▶ EXERCISE: Extract every line below, verbatim.

▶ Items from a dataset:

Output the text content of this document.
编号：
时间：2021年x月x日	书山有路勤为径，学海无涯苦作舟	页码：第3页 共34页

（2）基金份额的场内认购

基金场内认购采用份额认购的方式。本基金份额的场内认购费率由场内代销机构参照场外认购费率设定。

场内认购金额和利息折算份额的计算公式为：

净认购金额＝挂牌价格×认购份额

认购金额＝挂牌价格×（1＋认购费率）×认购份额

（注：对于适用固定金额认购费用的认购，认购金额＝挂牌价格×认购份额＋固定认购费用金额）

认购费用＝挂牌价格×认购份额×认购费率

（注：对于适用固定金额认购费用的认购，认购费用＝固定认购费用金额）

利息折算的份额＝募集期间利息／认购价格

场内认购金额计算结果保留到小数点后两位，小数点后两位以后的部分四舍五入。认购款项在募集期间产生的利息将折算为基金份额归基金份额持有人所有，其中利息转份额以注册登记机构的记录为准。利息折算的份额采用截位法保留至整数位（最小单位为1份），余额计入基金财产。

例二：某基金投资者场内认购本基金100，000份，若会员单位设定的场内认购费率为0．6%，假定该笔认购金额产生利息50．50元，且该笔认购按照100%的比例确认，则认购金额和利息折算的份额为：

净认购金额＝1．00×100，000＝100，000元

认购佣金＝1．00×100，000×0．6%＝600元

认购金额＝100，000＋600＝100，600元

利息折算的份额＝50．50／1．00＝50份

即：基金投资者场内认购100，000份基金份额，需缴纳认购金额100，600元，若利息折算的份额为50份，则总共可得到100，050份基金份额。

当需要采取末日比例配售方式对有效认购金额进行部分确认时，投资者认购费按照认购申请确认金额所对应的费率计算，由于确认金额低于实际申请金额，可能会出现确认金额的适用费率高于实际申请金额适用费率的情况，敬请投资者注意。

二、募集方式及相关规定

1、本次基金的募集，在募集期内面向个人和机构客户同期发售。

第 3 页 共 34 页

▶ SOLUTION TO THIS TASK:
Output the text content of this document.
编号：
时间：2021年x月x日	书山有路勤为径，学海无涯苦作舟	页码：第3页 共34页

（2）基金份额的场内认购

基金场内认购采用份额认购的方式。本基金份额的场内认购费率由场内代销机构参照场外认购费率设定。

场内认购金额和利息折算份额的计算公式为：

净认购金额＝挂牌价格×认购份额

认购金额＝挂牌价格×（1＋认购费率）×认购份额

（注：对于适用固定金额认购费用的认购，认购金额＝挂牌价格×认购份额＋固定认购费用金额）

认购费用＝挂牌价格×认购份额×认购费率

（注：对于适用固定金额认购费用的认购，认购费用＝固定认购费用金额）

利息折算的份额＝募集期间利息／认购价格

场内认购金额计算结果保留到小数点后两位，小数点后两位以后的部分四舍五入。认购款项在募集期间产生的利息将折算为基金份额归基金份额持有人所有，其中利息转份额以注册登记机构的记录为准。利息折算的份额采用截位法保留至整数位（最小单位为1份），余额计入基金财产。

例二：某基金投资者场内认购本基金100，000份，若会员单位设定的场内认购费率为0．6%，假定该笔认购金额产生利息50．50元，且该笔认购按照100%的比例确认，则认购金额和利息折算的份额为：

净认购金额＝1．00×100，000＝100，000元

认购佣金＝1．00×100，000×0．6%＝600元

认购金额＝100，000＋600＝100，600元

利息折算的份额＝50．50／1．00＝50份

即：基金投资者场内认购100，000份基金份额，需缴纳认购金额100，600元，若利息折算的份额为50份，则总共可得到100，050份基金份额。

当需要采取末日比例配售方式对有效认购金额进行部分确认时，投资者认购费按照认购申请确认金额所对应的费率计算，由于确认金额低于实际申请金额，可能会出现确认金额的适用费率高于实际申请金额适用费率的情况，敬请投资者注意。

二、募集方式及相关规定

1、本次基金的募集，在募集期内面向个人和机构客户同期发售。

第 3 页 共 34 页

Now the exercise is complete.